What is being asked: Below are some records; work out how many of their lines contain "sterile" and give the number only.

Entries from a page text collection
════════

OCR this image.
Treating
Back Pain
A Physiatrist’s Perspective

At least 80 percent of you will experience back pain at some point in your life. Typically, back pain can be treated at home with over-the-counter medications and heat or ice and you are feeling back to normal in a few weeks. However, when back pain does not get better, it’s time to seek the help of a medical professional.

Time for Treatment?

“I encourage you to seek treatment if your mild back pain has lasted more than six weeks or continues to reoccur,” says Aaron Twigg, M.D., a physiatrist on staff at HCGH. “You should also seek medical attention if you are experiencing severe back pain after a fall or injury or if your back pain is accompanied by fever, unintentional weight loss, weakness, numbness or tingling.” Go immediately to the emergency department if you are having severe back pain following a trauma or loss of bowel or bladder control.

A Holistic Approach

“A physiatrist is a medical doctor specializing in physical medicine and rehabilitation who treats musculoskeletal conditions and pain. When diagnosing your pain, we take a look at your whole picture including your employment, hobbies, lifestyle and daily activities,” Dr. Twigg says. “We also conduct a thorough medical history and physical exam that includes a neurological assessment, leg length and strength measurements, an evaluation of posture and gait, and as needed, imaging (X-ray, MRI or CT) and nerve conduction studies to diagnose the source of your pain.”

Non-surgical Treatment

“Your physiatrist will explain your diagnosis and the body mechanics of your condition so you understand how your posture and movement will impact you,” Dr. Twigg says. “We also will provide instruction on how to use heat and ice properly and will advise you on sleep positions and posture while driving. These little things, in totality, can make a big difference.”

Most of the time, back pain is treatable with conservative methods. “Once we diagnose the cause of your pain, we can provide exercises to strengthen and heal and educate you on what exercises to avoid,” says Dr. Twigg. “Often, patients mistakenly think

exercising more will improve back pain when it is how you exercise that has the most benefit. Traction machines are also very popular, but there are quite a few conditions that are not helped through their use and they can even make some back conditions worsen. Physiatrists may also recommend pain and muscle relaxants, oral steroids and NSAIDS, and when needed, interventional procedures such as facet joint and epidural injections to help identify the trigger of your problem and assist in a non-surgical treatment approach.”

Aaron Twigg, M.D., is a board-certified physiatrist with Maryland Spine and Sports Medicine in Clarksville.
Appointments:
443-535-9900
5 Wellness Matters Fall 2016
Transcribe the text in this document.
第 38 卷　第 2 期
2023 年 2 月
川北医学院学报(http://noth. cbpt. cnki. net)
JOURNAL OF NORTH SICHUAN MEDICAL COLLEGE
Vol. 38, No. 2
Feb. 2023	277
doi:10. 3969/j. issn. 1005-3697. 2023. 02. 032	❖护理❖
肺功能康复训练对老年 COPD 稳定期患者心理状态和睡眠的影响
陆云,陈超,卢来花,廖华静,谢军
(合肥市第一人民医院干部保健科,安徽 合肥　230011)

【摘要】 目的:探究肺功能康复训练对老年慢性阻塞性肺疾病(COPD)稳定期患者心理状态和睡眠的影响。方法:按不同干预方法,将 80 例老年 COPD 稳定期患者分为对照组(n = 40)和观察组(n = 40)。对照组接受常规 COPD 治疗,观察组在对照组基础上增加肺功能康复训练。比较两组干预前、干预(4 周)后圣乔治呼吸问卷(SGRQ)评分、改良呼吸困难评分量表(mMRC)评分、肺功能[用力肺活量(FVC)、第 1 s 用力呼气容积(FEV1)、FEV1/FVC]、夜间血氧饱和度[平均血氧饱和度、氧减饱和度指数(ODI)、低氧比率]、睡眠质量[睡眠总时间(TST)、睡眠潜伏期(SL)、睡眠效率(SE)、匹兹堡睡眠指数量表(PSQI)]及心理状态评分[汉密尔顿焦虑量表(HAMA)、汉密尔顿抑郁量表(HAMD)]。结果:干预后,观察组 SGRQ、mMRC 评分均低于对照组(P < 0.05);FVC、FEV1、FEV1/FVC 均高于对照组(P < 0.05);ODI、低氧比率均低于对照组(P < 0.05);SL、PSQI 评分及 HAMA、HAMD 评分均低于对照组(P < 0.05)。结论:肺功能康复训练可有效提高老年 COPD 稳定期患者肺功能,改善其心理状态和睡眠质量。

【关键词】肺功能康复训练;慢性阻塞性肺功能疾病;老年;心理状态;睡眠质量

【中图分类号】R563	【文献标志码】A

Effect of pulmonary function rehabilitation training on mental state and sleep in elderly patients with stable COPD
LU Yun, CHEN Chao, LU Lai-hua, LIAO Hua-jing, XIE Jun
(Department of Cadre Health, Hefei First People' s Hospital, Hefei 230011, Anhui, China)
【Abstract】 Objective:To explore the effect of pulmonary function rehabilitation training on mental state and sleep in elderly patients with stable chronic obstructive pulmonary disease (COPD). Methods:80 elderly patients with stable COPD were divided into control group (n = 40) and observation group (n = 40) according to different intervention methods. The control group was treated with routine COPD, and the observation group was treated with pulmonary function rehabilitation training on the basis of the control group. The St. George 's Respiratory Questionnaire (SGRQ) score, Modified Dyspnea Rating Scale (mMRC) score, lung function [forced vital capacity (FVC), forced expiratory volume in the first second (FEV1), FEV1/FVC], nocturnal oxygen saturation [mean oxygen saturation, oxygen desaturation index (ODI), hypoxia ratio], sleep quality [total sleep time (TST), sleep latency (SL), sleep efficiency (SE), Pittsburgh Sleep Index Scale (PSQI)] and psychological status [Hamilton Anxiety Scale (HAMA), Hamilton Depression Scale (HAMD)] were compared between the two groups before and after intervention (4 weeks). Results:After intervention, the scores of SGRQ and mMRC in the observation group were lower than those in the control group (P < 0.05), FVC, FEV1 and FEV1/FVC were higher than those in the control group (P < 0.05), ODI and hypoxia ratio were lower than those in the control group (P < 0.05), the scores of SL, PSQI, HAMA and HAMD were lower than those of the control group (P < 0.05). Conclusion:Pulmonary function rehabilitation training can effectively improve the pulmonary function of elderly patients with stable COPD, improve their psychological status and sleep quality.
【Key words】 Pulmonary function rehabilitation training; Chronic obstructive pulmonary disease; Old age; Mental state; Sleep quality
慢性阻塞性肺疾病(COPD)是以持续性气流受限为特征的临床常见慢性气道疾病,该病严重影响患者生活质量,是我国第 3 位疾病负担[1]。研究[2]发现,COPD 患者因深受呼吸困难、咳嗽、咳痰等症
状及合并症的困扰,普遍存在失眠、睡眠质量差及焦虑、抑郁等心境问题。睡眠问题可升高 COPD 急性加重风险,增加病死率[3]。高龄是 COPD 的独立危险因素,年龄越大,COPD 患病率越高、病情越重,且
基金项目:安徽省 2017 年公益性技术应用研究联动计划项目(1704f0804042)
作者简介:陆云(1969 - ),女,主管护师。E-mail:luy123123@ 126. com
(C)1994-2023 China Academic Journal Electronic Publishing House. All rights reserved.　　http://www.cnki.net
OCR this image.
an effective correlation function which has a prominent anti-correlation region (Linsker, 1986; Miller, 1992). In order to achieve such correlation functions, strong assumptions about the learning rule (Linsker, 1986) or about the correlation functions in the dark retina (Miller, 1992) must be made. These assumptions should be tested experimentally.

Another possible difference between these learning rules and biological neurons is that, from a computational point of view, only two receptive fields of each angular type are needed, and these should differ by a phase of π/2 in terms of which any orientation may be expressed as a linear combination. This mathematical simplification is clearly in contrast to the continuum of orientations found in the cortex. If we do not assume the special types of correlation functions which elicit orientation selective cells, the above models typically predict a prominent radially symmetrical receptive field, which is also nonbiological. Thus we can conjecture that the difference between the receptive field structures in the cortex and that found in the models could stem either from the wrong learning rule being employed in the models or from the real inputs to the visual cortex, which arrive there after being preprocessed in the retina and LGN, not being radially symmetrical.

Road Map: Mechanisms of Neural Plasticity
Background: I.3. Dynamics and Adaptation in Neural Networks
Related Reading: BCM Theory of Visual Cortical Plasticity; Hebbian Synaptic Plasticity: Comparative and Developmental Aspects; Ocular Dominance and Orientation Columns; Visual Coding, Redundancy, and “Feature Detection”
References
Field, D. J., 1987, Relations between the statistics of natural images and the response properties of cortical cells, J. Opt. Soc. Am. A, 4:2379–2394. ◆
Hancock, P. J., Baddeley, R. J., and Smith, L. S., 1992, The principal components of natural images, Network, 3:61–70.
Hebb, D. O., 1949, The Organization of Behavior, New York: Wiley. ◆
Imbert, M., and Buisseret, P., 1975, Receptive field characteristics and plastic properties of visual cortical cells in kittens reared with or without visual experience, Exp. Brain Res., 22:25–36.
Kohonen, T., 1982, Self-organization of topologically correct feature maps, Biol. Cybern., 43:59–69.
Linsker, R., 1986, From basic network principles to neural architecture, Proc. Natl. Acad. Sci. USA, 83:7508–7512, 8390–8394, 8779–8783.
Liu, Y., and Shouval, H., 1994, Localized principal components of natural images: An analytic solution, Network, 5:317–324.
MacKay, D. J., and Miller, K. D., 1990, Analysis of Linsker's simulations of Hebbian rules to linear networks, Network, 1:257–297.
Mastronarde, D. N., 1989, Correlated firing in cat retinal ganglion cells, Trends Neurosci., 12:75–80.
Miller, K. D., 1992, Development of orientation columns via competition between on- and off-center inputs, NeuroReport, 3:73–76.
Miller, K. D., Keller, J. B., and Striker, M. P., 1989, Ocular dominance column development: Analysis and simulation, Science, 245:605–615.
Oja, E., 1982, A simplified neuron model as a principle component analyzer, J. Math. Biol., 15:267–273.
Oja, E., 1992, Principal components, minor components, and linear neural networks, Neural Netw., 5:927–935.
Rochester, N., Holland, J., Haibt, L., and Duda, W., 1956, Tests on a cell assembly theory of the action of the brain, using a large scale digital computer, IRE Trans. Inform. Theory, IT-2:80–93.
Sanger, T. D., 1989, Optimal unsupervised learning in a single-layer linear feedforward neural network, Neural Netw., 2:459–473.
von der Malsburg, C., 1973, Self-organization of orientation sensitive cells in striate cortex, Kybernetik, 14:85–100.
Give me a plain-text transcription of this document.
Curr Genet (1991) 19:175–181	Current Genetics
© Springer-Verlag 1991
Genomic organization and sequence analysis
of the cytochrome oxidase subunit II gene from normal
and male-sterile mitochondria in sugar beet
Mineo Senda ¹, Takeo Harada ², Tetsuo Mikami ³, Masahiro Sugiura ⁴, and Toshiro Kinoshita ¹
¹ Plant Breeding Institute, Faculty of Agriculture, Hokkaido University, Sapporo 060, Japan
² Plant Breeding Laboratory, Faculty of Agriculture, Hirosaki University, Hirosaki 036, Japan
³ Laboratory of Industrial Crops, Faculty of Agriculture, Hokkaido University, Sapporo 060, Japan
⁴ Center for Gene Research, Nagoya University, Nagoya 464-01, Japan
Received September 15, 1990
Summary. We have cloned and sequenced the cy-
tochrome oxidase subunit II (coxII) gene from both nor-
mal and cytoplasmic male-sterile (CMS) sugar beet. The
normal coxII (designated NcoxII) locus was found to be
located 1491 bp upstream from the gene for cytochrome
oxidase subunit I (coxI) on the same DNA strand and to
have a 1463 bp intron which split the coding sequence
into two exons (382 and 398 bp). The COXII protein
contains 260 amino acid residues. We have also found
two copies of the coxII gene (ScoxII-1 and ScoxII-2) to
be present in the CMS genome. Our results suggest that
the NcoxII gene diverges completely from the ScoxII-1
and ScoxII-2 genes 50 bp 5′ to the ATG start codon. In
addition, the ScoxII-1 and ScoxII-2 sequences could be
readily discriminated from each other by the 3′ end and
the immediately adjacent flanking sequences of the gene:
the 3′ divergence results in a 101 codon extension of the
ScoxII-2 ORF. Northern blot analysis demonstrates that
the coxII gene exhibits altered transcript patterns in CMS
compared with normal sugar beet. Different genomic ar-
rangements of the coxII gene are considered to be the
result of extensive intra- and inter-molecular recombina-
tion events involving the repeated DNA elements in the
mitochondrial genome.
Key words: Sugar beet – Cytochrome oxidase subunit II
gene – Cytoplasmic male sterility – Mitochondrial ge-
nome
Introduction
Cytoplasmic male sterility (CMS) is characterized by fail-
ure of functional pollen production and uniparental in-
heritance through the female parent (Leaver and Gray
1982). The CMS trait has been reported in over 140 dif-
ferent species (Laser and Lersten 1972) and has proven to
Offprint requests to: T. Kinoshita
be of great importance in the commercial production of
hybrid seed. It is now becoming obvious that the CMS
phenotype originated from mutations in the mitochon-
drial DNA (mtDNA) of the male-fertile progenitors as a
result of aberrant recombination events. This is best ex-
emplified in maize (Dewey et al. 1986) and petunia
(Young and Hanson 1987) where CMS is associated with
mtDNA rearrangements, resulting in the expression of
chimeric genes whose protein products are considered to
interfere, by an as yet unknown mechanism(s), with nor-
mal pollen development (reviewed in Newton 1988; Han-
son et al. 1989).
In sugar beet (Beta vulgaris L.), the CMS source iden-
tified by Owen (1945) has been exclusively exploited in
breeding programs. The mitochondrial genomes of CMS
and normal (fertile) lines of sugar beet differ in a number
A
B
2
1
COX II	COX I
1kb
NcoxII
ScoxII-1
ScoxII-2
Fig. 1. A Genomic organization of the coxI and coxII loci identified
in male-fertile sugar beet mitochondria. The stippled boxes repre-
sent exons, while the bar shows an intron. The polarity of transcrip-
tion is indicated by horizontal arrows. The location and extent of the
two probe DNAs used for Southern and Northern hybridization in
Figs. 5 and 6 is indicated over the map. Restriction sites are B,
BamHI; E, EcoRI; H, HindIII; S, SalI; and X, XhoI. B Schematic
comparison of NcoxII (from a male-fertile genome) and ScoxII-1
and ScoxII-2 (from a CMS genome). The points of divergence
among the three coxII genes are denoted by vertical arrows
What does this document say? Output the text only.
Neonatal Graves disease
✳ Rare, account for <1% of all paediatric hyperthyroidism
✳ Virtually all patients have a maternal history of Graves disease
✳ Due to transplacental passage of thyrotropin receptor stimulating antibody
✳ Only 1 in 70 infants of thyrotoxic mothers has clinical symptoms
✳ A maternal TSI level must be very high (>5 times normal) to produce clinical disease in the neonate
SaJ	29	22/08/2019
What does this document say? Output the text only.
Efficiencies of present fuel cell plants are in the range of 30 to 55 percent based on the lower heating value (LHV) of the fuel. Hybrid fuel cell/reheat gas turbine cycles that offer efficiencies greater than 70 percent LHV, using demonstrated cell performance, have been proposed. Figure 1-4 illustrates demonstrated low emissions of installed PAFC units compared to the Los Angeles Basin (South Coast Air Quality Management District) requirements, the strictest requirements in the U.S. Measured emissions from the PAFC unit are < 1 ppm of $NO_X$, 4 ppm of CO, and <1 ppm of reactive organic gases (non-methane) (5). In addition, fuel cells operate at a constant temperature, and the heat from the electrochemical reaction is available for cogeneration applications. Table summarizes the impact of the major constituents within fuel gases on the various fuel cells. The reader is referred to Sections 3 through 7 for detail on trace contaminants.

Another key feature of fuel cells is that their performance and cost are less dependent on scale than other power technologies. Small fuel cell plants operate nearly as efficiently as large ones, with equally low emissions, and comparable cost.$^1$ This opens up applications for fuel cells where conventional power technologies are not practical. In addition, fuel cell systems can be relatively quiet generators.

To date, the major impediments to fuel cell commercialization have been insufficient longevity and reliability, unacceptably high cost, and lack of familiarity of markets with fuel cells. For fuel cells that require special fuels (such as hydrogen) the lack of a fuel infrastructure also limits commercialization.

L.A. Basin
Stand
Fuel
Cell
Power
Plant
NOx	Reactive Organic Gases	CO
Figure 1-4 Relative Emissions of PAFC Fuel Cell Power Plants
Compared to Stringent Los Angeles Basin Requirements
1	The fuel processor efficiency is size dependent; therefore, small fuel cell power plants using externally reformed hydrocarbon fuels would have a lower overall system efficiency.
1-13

════════

Output of the task: 2